** BEGIN STORED DATA **

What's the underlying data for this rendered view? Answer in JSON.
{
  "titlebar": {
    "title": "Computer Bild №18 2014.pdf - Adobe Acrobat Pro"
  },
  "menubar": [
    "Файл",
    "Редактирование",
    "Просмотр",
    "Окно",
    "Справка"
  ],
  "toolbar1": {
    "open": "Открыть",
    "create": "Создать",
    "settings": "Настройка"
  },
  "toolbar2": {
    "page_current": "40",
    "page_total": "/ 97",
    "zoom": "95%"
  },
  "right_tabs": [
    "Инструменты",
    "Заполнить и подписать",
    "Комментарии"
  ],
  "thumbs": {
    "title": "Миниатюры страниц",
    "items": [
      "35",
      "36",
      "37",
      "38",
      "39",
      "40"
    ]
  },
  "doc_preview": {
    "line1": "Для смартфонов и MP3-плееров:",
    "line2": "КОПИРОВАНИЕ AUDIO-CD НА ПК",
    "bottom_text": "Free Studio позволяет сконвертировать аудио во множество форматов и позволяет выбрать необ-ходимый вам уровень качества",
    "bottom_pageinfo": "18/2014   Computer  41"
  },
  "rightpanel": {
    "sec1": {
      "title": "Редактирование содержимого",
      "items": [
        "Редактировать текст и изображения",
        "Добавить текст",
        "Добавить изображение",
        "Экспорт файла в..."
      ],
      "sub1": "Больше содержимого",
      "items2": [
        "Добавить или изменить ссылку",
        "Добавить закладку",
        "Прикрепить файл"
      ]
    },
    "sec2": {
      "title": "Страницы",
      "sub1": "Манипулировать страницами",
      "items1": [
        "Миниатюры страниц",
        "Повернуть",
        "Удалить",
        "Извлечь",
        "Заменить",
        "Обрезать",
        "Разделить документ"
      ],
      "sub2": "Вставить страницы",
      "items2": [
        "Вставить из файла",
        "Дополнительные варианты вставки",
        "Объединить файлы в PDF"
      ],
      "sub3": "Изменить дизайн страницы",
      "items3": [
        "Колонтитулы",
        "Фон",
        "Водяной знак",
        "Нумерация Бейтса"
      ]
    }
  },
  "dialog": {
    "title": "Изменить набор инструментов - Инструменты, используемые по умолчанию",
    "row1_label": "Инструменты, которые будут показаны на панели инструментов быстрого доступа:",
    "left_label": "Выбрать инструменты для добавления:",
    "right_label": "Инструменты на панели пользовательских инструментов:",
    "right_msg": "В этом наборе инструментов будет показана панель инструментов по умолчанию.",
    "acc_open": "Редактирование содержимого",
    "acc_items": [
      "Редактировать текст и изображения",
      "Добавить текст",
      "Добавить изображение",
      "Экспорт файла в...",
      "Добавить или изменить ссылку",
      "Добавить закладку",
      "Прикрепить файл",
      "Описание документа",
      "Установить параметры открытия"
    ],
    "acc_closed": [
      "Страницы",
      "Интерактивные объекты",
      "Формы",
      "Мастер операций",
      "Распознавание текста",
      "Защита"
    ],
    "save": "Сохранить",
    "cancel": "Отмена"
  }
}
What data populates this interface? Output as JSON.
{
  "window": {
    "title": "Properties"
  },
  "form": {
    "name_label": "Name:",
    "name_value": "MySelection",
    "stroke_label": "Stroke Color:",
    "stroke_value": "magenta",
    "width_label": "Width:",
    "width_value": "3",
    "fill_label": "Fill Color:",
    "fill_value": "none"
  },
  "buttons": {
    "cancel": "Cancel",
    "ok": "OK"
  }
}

** END STORED DATA **

> [JOB]
Give all the records again. Match them exactly.

> [SOLUTION TO THIS EXERCISE]
What's the underlying data for this rendered view? Answer in JSON.
{
  "titlebar": {
    "title": "Computer Bild №18 2014.pdf - Adobe Acrobat Pro"
  },
  "menubar": [
    "Файл",
    "Редактирование",
    "Просмотр",
    "Окно",
    "Справка"
  ],
  "toolbar1": {
    "open": "Открыть",
    "create": "Создать",
    "settings": "Настройка"
  },
  "toolbar2": {
    "page_current": "40",
    "page_total": "/ 97",
    "zoom": "95%"
  },
  "right_tabs": [
    "Инструменты",
    "Заполнить и подписать",
    "Комментарии"
  ],
  "thumbs": {
    "title": "Миниатюры страниц",
    "items": [
      "35",
      "36",
      "37",
      "38",
      "39",
      "40"
    ]
  },
  "doc_preview": {
    "line1": "Для смартфонов и MP3-плееров:",
    "line2": "КОПИРОВАНИЕ AUDIO-CD НА ПК",
    "bottom_text": "Free Studio позволяет сконвертировать аудио во множество форматов и позволяет выбрать необ-ходимый вам уровень качества",
    "bottom_pageinfo": "18/2014   Computer  41"
  },
  "rightpanel": {
    "sec1": {
      "title": "Редактирование содержимого",
      "items": [
        "Редактировать текст и изображения",
        "Добавить текст",
        "Добавить изображение",
        "Экспорт файла в..."
      ],
      "sub1": "Больше содержимого",
      "items2": [
        "Добавить или изменить ссылку",
        "Добавить закладку",
        "Прикрепить файл"
      ]
    },
    "sec2": {
      "title": "Страницы",
      "sub1": "Манипулировать страницами",
      "items1": [
        "Миниатюры страниц",
        "Повернуть",
        "Удалить",
        "Извлечь",
        "Заменить",
        "Обрезать",
        "Разделить документ"
      ],
      "sub2": "Вставить страницы",
      "items2": [
        "Вставить из файла",
        "Дополнительные варианты вставки",
        "Объединить файлы в PDF"
      ],
      "sub3": "Изменить дизайн страницы",
      "items3": [
        "Колонтитулы",
        "Фон",
        "Водяной знак",
        "Нумерация Бейтса"
      ]
    }
  },
  "dialog": {
    "title": "Изменить набор инструментов - Инструменты, используемые по умолчанию",
    "row1_label": "Инструменты, которые будут показаны на панели инструментов быстрого доступа:",
    "left_label": "Выбрать инструменты для добавления:",
    "right_label": "Инструменты на панели пользовательских инструментов:",
    "right_msg": "В этом наборе инструментов будет показана панель инструментов по умолчанию.",
    "acc_open": "Редактирование содержимого",
    "acc_items": [
      "Редактировать текст и изображения",
      "Добавить текст",
      "Добавить изображение",
      "Экспорт файла в...",
      "Добавить или изменить ссылку",
      "Добавить закладку",
      "Прикрепить файл",
      "Описание документа",
      "Установить параметры открытия"
    ],
    "acc_closed": [
      "Страницы",
      "Интерактивные объекты",
      "Формы",
      "Мастер операций",
      "Распознавание текста",
      "Защита"
    ],
    "save": "Сохранить",
    "cancel": "Отмена"
  }
}
What data populates this interface? Output as JSON.
{
  "window": {
    "title": "Properties"
  },
  "form": {
    "name_label": "Name:",
    "name_value": "MySelection",
    "stroke_label": "Stroke Color:",
    "stroke_value": "magenta",
    "width_label": "Width:",
    "width_value": "3",
    "fill_label": "Fill Color:",
    "fill_value": "none"
  },
  "buttons": {
    "cancel": "Cancel",
    "ok": "OK"
  }
}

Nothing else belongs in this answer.